§ **Exercise**: Return all of the records below verbatim.

§ **The data**:
-------------------------

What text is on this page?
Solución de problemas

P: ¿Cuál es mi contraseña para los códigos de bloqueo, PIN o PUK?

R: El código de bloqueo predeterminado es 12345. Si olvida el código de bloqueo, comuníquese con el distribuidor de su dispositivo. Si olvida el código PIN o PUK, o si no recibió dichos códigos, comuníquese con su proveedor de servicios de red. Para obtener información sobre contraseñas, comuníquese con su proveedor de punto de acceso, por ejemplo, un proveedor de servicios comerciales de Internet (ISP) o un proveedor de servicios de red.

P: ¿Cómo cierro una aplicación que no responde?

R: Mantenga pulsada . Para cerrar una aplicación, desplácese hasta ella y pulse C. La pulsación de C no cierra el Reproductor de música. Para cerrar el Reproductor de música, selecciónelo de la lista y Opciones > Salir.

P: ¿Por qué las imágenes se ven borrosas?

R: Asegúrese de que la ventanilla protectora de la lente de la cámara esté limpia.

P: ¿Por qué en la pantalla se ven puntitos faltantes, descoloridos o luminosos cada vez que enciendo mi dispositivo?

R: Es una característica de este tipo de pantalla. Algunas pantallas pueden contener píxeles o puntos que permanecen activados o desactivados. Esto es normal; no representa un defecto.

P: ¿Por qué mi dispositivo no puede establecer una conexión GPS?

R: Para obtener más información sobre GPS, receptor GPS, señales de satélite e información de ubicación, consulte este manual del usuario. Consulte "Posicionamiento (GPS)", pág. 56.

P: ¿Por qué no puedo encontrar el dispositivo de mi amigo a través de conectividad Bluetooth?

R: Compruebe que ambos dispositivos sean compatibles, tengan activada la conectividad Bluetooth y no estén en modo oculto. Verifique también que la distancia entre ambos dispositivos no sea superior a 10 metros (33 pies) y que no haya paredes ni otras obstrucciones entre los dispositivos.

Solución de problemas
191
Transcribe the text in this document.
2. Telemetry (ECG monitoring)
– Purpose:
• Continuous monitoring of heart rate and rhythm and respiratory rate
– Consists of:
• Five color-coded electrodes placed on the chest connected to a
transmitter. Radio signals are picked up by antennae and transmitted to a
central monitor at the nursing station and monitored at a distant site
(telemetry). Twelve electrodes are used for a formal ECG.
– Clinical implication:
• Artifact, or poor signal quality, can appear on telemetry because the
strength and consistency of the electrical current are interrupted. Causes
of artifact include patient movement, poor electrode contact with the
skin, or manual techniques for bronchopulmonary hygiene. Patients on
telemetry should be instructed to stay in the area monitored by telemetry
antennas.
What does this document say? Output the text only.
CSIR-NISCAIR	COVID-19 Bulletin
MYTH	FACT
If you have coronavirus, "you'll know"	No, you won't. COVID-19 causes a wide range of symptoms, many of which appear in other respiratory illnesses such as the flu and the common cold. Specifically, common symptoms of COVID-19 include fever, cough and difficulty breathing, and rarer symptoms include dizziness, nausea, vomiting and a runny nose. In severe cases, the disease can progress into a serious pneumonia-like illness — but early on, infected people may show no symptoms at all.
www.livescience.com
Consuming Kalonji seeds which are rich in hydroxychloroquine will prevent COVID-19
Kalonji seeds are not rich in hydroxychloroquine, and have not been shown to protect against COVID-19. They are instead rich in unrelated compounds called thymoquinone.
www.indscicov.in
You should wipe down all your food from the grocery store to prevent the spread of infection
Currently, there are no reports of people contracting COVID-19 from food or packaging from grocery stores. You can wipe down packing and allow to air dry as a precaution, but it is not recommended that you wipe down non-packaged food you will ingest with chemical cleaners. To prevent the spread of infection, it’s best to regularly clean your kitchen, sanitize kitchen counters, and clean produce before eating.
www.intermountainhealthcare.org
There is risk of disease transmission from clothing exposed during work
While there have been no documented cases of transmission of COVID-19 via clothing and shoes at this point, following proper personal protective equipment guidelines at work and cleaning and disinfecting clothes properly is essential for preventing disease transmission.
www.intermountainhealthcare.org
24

-------------------------

§ **Answer space**:
What text is on this page?
Solución de problemas

P: ¿Cuál es mi contraseña para los códigos de bloqueo, PIN o PUK?

R: El código de bloqueo predeterminado es 12345. Si olvida el código de bloqueo, comuníquese con el distribuidor de su dispositivo. Si olvida el código PIN o PUK, o si no recibió dichos códigos, comuníquese con su proveedor de servicios de red. Para obtener información sobre contraseñas, comuníquese con su proveedor de punto de acceso, por ejemplo, un proveedor de servicios comerciales de Internet (ISP) o un proveedor de servicios de red.

P: ¿Cómo cierro una aplicación que no responde?

R: Mantenga pulsada . Para cerrar una aplicación, desplácese hasta ella y pulse C. La pulsación de C no cierra el Reproductor de música. Para cerrar el Reproductor de música, selecciónelo de la lista y Opciones > Salir.

P: ¿Por qué las imágenes se ven borrosas?

R: Asegúrese de que la ventanilla protectora de la lente de la cámara esté limpia.

P: ¿Por qué en la pantalla se ven puntitos faltantes, descoloridos o luminosos cada vez que enciendo mi dispositivo?

R: Es una característica de este tipo de pantalla. Algunas pantallas pueden contener píxeles o puntos que permanecen activados o desactivados. Esto es normal; no representa un defecto.

P: ¿Por qué mi dispositivo no puede establecer una conexión GPS?

R: Para obtener más información sobre GPS, receptor GPS, señales de satélite e información de ubicación, consulte este manual del usuario. Consulte "Posicionamiento (GPS)", pág. 56.

P: ¿Por qué no puedo encontrar el dispositivo de mi amigo a través de conectividad Bluetooth?

R: Compruebe que ambos dispositivos sean compatibles, tengan activada la conectividad Bluetooth y no estén en modo oculto. Verifique también que la distancia entre ambos dispositivos no sea superior a 10 metros (33 pies) y que no haya paredes ni otras obstrucciones entre los dispositivos.

Solución de problemas
191
Transcribe the text in this document.
2. Telemetry (ECG monitoring)
– Purpose:
• Continuous monitoring of heart rate and rhythm and respiratory rate
– Consists of:
• Five color-coded electrodes placed on the chest connected to a
transmitter. Radio signals are picked up by antennae and transmitted to a
central monitor at the nursing station and monitored at a distant site
(telemetry). Twelve electrodes are used for a formal ECG.
– Clinical implication:
• Artifact, or poor signal quality, can appear on telemetry because the
strength and consistency of the electrical current are interrupted. Causes
of artifact include patient movement, poor electrode contact with the
skin, or manual techniques for bronchopulmonary hygiene. Patients on
telemetry should be instructed to stay in the area monitored by telemetry
antennas.
What does this document say? Output the text only.
CSIR-NISCAIR	COVID-19 Bulletin
MYTH	FACT
If you have coronavirus, "you'll know"	No, you won't. COVID-19 causes a wide range of symptoms, many of which appear in other respiratory illnesses such as the flu and the common cold. Specifically, common symptoms of COVID-19 include fever, cough and difficulty breathing, and rarer symptoms include dizziness, nausea, vomiting and a runny nose. In severe cases, the disease can progress into a serious pneumonia-like illness — but early on, infected people may show no symptoms at all.
www.livescience.com
Consuming Kalonji seeds which are rich in hydroxychloroquine will prevent COVID-19
Kalonji seeds are not rich in hydroxychloroquine, and have not been shown to protect against COVID-19. They are instead rich in unrelated compounds called thymoquinone.
www.indscicov.in
You should wipe down all your food from the grocery store to prevent the spread of infection
Currently, there are no reports of people contracting COVID-19 from food or packaging from grocery stores. You can wipe down packing and allow to air dry as a precaution, but it is not recommended that you wipe down non-packaged food you will ingest with chemical cleaners. To prevent the spread of infection, it’s best to regularly clean your kitchen, sanitize kitchen counters, and clean produce before eating.
www.intermountainhealthcare.org
There is risk of disease transmission from clothing exposed during work
While there have been no documented cases of transmission of COVID-19 via clothing and shoes at this point, following proper personal protective equipment guidelines at work and cleaning and disinfecting clothes properly is essential for preventing disease transmission.
www.intermountainhealthcare.org
24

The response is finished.